— START OF Supplied entries —

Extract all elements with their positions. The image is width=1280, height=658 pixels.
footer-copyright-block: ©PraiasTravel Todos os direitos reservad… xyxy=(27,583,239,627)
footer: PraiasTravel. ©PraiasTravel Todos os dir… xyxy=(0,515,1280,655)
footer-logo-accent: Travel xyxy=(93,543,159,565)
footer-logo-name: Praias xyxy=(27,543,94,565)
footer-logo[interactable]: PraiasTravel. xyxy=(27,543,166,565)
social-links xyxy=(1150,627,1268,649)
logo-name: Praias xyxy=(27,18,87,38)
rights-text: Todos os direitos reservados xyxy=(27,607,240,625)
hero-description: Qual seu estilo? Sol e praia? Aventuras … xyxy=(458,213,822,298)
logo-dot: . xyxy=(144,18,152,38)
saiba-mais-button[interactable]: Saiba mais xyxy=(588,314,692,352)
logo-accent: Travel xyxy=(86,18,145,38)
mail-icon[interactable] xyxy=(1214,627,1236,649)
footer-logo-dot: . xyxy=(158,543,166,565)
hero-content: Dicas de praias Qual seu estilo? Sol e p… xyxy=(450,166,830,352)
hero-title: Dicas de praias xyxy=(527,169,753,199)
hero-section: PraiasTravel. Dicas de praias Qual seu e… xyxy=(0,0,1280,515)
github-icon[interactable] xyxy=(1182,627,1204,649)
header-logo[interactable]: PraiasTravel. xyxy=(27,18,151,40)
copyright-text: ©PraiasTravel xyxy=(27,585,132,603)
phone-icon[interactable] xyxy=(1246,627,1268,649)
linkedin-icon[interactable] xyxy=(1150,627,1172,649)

— END OF Supplied entries —

→ **Set task**: Lay out every line of the listing above as a JSON list of strings, one string per line, with blank lines left out.

→ **Solution to the problem**:
[
  "Extract all elements with their positions. The image is width=1280, height=658 pixels.",
  "footer-copyright-block: ©PraiasTravel Todos os direitos reservad… xyxy=(27,583,239,627)",
  "footer: PraiasTravel. ©PraiasTravel Todos os dir… xyxy=(0,515,1280,655)",
  "footer-logo-accent: Travel xyxy=(93,543,159,565)",
  "footer-logo-name: Praias xyxy=(27,543,94,565)",
  "footer-logo[interactable]: PraiasTravel. xyxy=(27,543,166,565)",
  "social-links xyxy=(1150,627,1268,649)",
  "logo-name: Praias xyxy=(27,18,87,38)",
  "rights-text: Todos os direitos reservados xyxy=(27,607,240,625)",
  "hero-description: Qual seu estilo? Sol e praia? Aventuras … xyxy=(458,213,822,298)",
  "logo-dot: . xyxy=(144,18,152,38)",
  "saiba-mais-button[interactable]: Saiba mais xyxy=(588,314,692,352)",
  "logo-accent: Travel xyxy=(86,18,145,38)",
  "mail-icon[interactable] xyxy=(1214,627,1236,649)",
  "footer-logo-dot: . xyxy=(158,543,166,565)",
  "hero-content: Dicas de praias Qual seu estilo? Sol e p… xyxy=(450,166,830,352)",
  "hero-title: Dicas de praias xyxy=(527,169,753,199)",
  "hero-section: PraiasTravel. Dicas de praias Qual seu e… xyxy=(0,0,1280,515)",
  "github-icon[interactable] xyxy=(1182,627,1204,649)",
  "header-logo[interactable]: PraiasTravel. xyxy=(27,18,151,40)",
  "copyright-text: ©PraiasTravel xyxy=(27,585,132,603)",
  "phone-icon[interactable] xyxy=(1246,627,1268,649)",
  "linkedin-icon[interactable] xyxy=(1150,627,1172,649)"
]